Entrées de boîtes englobantes

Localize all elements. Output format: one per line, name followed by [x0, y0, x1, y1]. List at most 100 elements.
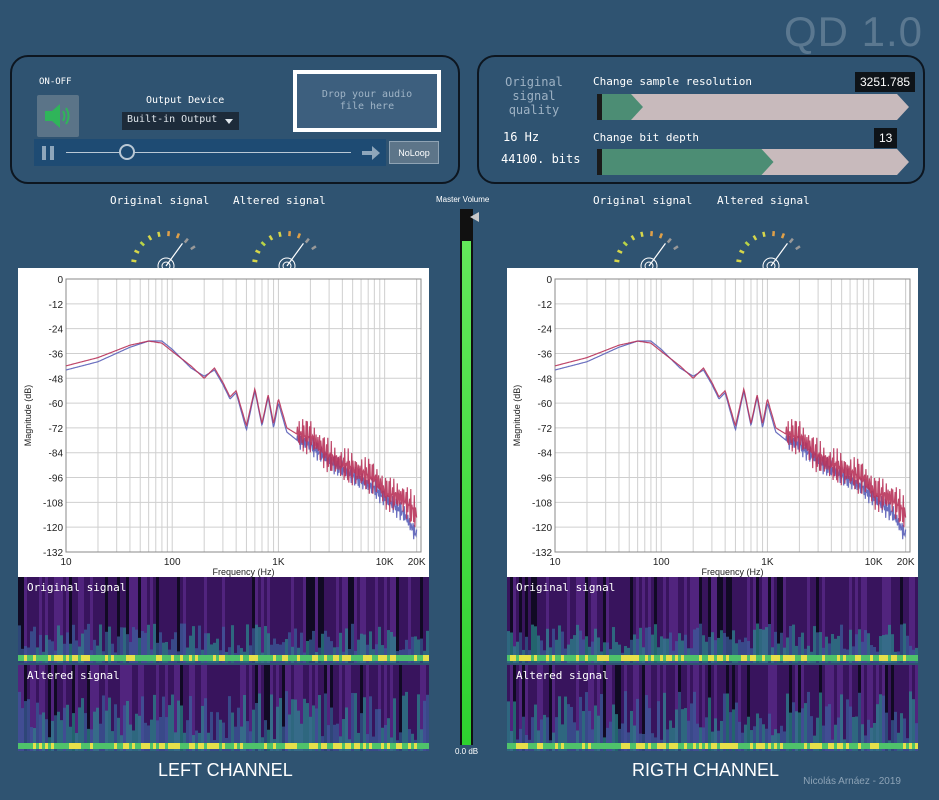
- y-tick-label: -96: [49, 474, 64, 485]
- resolution-value: 3251.785: [855, 72, 916, 92]
- right-spectrograms: Original signal Altered signal: [507, 577, 918, 753]
- meter-tick: [673, 245, 679, 251]
- meter-hub: [762, 257, 780, 272]
- plot-frame: [65, 278, 422, 553]
- drop-zone-text: Drop your audio file here: [321, 89, 413, 112]
- y-tick-label: -72: [49, 424, 64, 435]
- drop-zone[interactable]: Drop your audio file here: [293, 70, 441, 132]
- master-volume-label: Master Volume: [436, 195, 490, 204]
- y-tick-label: -24: [538, 325, 553, 336]
- x-tick-label: 10: [60, 557, 72, 568]
- x-tick-label: 1K: [761, 557, 774, 568]
- right-original-spectrogram: [507, 577, 918, 663]
- y-tick-label: -96: [538, 474, 553, 485]
- meter-hub: [278, 257, 296, 272]
- player-panel: ON-OFF Output Device Built-in Output Dro…: [10, 55, 460, 184]
- resolution-slider[interactable]: [597, 94, 909, 120]
- meter-needle: [648, 242, 666, 267]
- y-tick-label: -72: [538, 424, 553, 435]
- left-channel-label: LEFT CHANNEL: [158, 760, 293, 780]
- meter-tick: [183, 237, 189, 244]
- app-title: QD 1.0: [783, 8, 923, 55]
- meter-tick: [255, 249, 261, 254]
- x-tick-label: 20K: [408, 557, 426, 568]
- master-volume-db: 0.0 dB: [455, 747, 479, 756]
- right-original-meter-label: Original signal: [593, 194, 693, 207]
- chevron-down-icon: [225, 119, 233, 124]
- y-tick-label: -120: [532, 523, 552, 534]
- meter-tick: [795, 245, 801, 251]
- quality-bits: 44100. bits: [501, 152, 581, 166]
- master-volume-level: [462, 241, 471, 745]
- meter-tick: [157, 231, 161, 237]
- meter-tick: [260, 241, 266, 247]
- meter-hub: [640, 257, 658, 272]
- right-altered-spectrogram: [507, 665, 918, 751]
- left-spectrograms: Original signal Altered signal: [18, 577, 429, 753]
- quality-panel: Original signal quality 16 Hz 44100. bit…: [477, 55, 925, 184]
- speaker-icon: [45, 104, 70, 128]
- y-tick-label: -12: [49, 300, 64, 311]
- meter-tick: [268, 234, 274, 241]
- meter-tick: [622, 241, 628, 247]
- y-tick-label: -48: [538, 374, 553, 385]
- y-tick-label: -108: [532, 498, 552, 509]
- y-tick-label: -120: [43, 523, 63, 534]
- meter-tick: [614, 259, 620, 263]
- series-line-1: [65, 340, 418, 540]
- master-volume-handle[interactable]: [470, 212, 484, 222]
- output-device-label: Output Device: [146, 95, 225, 106]
- meter-tick: [640, 231, 644, 237]
- y-tick-label: 0: [57, 275, 63, 286]
- meter-tick: [788, 237, 794, 244]
- y-tick-label: -84: [538, 449, 553, 460]
- y-tick-label: -36: [538, 349, 553, 360]
- meter-tick: [252, 259, 258, 263]
- left-altered-spectrogram-label: Altered signal: [27, 669, 120, 682]
- y-tick-label: -60: [49, 399, 64, 410]
- onoff-label: ON-OFF: [39, 77, 72, 87]
- series-line-1: [554, 340, 907, 540]
- y-tick-label: -60: [538, 399, 553, 410]
- x-tick-label: 10K: [865, 557, 883, 568]
- playback-track[interactable]: [66, 152, 351, 153]
- left-altered-meter: [252, 231, 317, 272]
- quality-hz: 16 Hz: [503, 130, 540, 144]
- pause-icon[interactable]: [42, 146, 54, 160]
- left-original-spectrogram-label: Original signal: [27, 581, 127, 594]
- bitdepth-slider[interactable]: [597, 149, 909, 175]
- meter-tick: [147, 234, 153, 241]
- y-tick-label: -108: [43, 498, 63, 509]
- x-tick-label: 10: [549, 557, 561, 568]
- x-tick-label: 100: [653, 557, 670, 568]
- meter-tick: [736, 259, 742, 263]
- meter-tick: [134, 249, 140, 254]
- meter-tick: [739, 249, 745, 254]
- onoff-button[interactable]: [37, 95, 79, 137]
- arrow-right-icon[interactable]: [362, 146, 380, 160]
- y-tick-label: -132: [43, 548, 63, 559]
- x-tick-label: 10K: [376, 557, 394, 568]
- playback-knob[interactable]: [119, 144, 135, 160]
- output-device-value: Built-in Output: [127, 114, 218, 125]
- quality-label: Original signal quality: [505, 75, 563, 117]
- left-original-meter-label: Original signal: [110, 194, 210, 207]
- meter-tick: [190, 245, 196, 251]
- meter-tick: [311, 245, 317, 251]
- series-line-2: [65, 340, 418, 528]
- master-volume-track[interactable]: [460, 209, 473, 745]
- y-tick-label: -132: [532, 548, 552, 559]
- x-axis-label: Frequency (Hz): [212, 567, 274, 577]
- output-device-select[interactable]: Built-in Output: [122, 112, 239, 130]
- y-tick-label: -24: [49, 325, 64, 336]
- meter-tick: [762, 231, 766, 237]
- loop-button[interactable]: NoLoop: [389, 141, 439, 164]
- right-altered-spectrogram-label: Altered signal: [516, 669, 609, 682]
- meter-tick: [617, 249, 623, 254]
- plot-frame: [554, 278, 911, 553]
- x-tick-label: 20K: [897, 557, 915, 568]
- meter-tick: [278, 231, 282, 237]
- meter-tick: [139, 241, 145, 247]
- bitdepth-label: Change bit depth: [593, 131, 699, 144]
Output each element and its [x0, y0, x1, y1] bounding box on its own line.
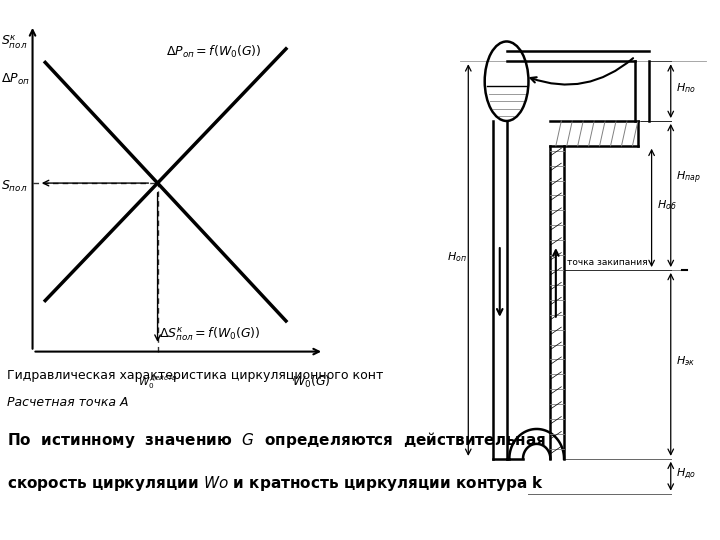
Text: $W_0^{действ}$: $W_0^{действ}$: [138, 373, 177, 390]
Text: Гидравлическая характеристика циркуляционного конт: Гидравлическая характеристика циркуляцио…: [7, 369, 384, 382]
Text: точка закипания: точка закипания: [567, 258, 647, 267]
Text: $W_0(G)$: $W_0(G)$: [292, 374, 330, 390]
Text: $H_{до}$: $H_{до}$: [676, 467, 696, 481]
Text: $H_{по}$: $H_{по}$: [676, 81, 696, 95]
Text: $\Delta P_{оп} = f\left(W_0(G)\right)$: $\Delta P_{оп} = f\left(W_0(G)\right)$: [166, 44, 261, 60]
Text: Расчетная точка А: Расчетная точка А: [7, 396, 129, 409]
Text: $\Delta P_{оп}$: $\Delta P_{оп}$: [1, 72, 30, 87]
Text: $\Delta S^{к}_{пол} = f\left(W_0(G)\right)$: $\Delta S^{к}_{пол} = f\left(W_0(G)\righ…: [159, 326, 261, 343]
Text: $H_{пар}$: $H_{пар}$: [676, 170, 701, 186]
Text: $S^{к}_{пол}$: $S^{к}_{пол}$: [1, 33, 27, 51]
Text: $S_{пол}$: $S_{пол}$: [1, 179, 27, 194]
Text: скорость циркуляции $Wo$ и кратность циркуляции контура k: скорость циркуляции $Wo$ и кратность цир…: [7, 474, 544, 493]
Text: По  истинному  значению  $G$  определяются  действительная: По истинному значению $G$ определяются д…: [7, 430, 546, 450]
Text: $H_{об}$: $H_{об}$: [657, 198, 677, 212]
Text: $H_{оп}$: $H_{оп}$: [447, 250, 467, 264]
Circle shape: [485, 42, 528, 121]
Text: $H_{эк}$: $H_{эк}$: [676, 354, 696, 368]
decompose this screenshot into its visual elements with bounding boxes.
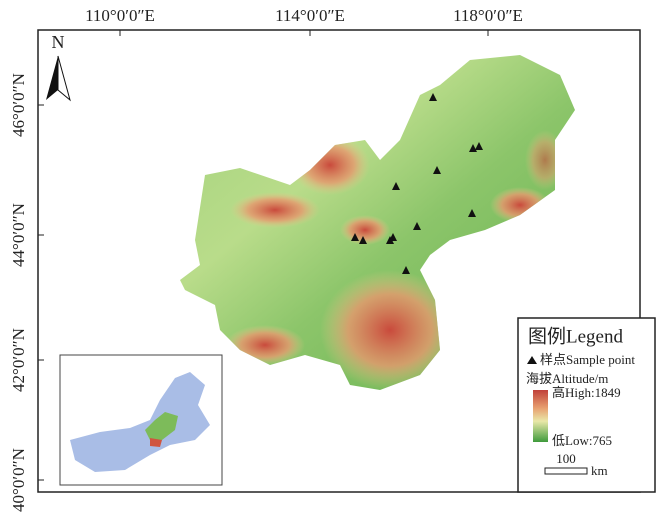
sample-point	[433, 166, 441, 174]
legend: 图例Legend 样点Sample point 海拔Altitude/m 高Hi…	[517, 317, 656, 493]
legend-sample-point: 样点Sample point	[540, 352, 635, 367]
legend-altitude-title: 海拔Altitude/m	[526, 371, 608, 386]
north-label: N	[52, 32, 65, 52]
inset-map	[59, 354, 223, 486]
sample-point	[359, 236, 367, 244]
longitude-label: 114°0′0″E	[275, 6, 345, 25]
legend-title: 图例Legend	[528, 325, 623, 347]
sample-point	[475, 142, 483, 150]
sample-point	[429, 93, 437, 101]
latitude-label: 42°0′0″N	[9, 328, 28, 392]
longitude-label: 110°0′0″E	[85, 6, 155, 25]
latitude-label: 46°0′0″N	[9, 73, 28, 137]
sample-point	[468, 209, 476, 217]
legend-low: 低Low:765	[552, 433, 612, 448]
north-arrow: N	[46, 32, 71, 102]
scale-unit: km	[591, 463, 608, 478]
sample-point	[351, 233, 359, 241]
sample-point	[413, 222, 421, 230]
longitude-label: 118°0′0″E	[453, 6, 523, 25]
legend-high: 高High:1849	[552, 385, 621, 400]
axis-ticks	[38, 30, 489, 481]
latitude-label: 40°0′0″N	[9, 448, 28, 512]
scale-value: 100	[556, 451, 576, 466]
sample-point	[392, 182, 400, 190]
sample-point	[402, 266, 410, 274]
latitude-label: 44°0′0″N	[9, 203, 28, 267]
sample-point	[389, 233, 397, 241]
sample-points	[351, 93, 483, 274]
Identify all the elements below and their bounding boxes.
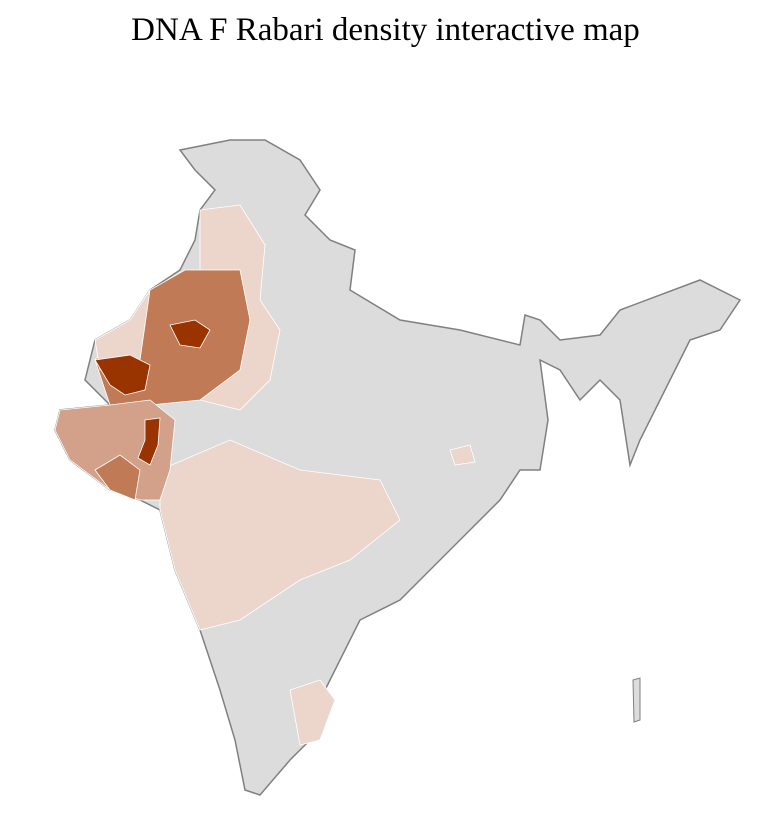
region-dark-1[interactable] xyxy=(94,354,151,396)
region-dark-3[interactable] xyxy=(137,417,161,466)
region-central-light[interactable] xyxy=(159,439,401,631)
region-saurashtra-mid[interactable] xyxy=(94,454,141,501)
map-title: DNA F Rabari density interactive map xyxy=(131,12,640,48)
region-dark-2[interactable] xyxy=(169,319,211,349)
region-east-light[interactable] xyxy=(449,444,476,466)
region-ap-light[interactable] xyxy=(289,679,336,746)
andaman-islands xyxy=(632,677,641,723)
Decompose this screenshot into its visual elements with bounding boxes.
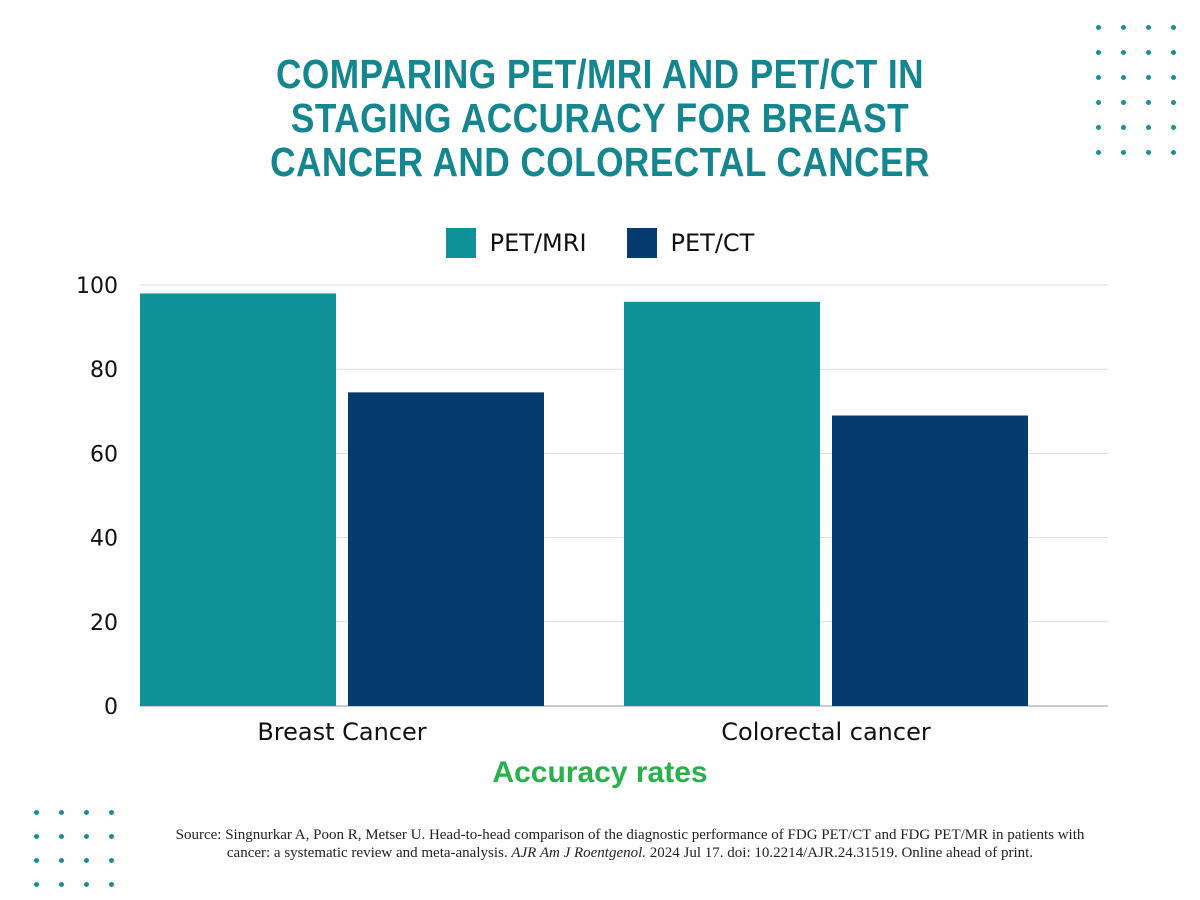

### Énoncé du problème
Recopiez sans rien changer toutes les lignes des données, de celle qui contient « - y-tick-label: -96: [49, 474, 64, 485] » jusqu'à celle qui contient « - drop-zone-text: Drop », ces deux lignes comprises.

### Réponse
- y-tick-label: -96: [49, 474, 64, 485]
- resolution-value: 3251.785: [855, 72, 916, 92]
- right-spectrograms: Original signal Altered signal: [507, 577, 918, 753]
- meter-tick: [673, 245, 679, 251]
- meter-hub: [762, 257, 780, 272]
- plot-frame: [65, 278, 422, 553]
- drop-zone-text: Drop your audio file here: [321, 89, 413, 112]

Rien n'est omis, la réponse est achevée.